## What you need to do
Can you pull out each line of the data below that includes the word "true"?

Dataset excerpts

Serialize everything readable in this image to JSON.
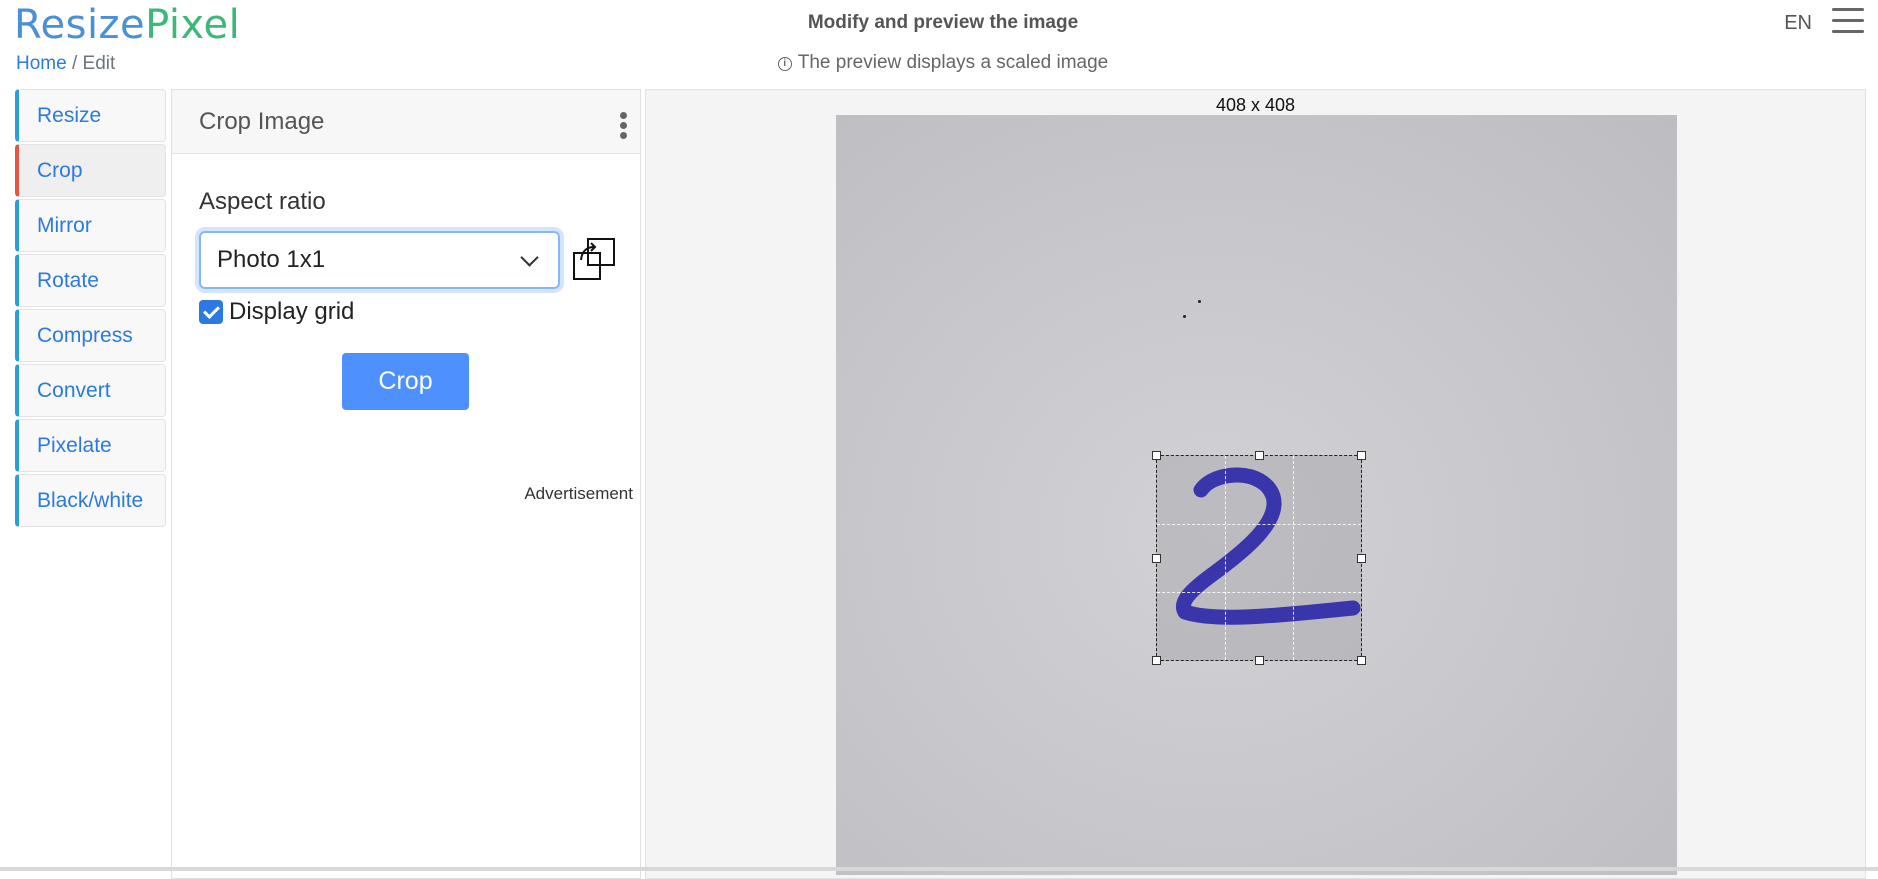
{
  "brand": {
    "part1": "Resize",
    "part2": "Pixel"
  },
  "breadcrumb": {
    "home": "Home",
    "separator": " / ",
    "current": "Edit"
  },
  "header": {
    "title": "Modify and preview the image",
    "note": "The preview displays a scaled image",
    "language": "EN"
  },
  "sidebar": {
    "items": [
      {
        "label": "Resize",
        "active": false
      },
      {
        "label": "Crop",
        "active": true
      },
      {
        "label": "Mirror",
        "active": false
      },
      {
        "label": "Rotate",
        "active": false
      },
      {
        "label": "Compress",
        "active": false
      },
      {
        "label": "Convert",
        "active": false
      },
      {
        "label": "Pixelate",
        "active": false
      },
      {
        "label": "Black/white",
        "active": false
      }
    ]
  },
  "panel": {
    "title": "Crop Image",
    "aspect_label": "Aspect ratio",
    "aspect_value": "Photo 1x1",
    "display_grid_label": "Display grid",
    "display_grid_checked": true,
    "crop_button": "Crop",
    "ad_label": "Advertisement"
  },
  "preview": {
    "dimensions": "408 x 408",
    "digit": "2"
  },
  "colors": {
    "brand_blue": "#4a90d9",
    "brand_green": "#3cb878",
    "link": "#2a7ae2",
    "active_marker": "#e8543d",
    "button": "#4d90fe",
    "ink": "#2c2aa8"
  },
  "icons": {
    "info": "info-circle-icon",
    "menu": "hamburger-menu-icon",
    "more": "kebab-menu-icon",
    "select": "chevron-down-icon",
    "swap": "swap-orientation-icon",
    "check": "checkmark-icon"
  }
}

## Reply
        "active": true
    "display_grid_checked": true,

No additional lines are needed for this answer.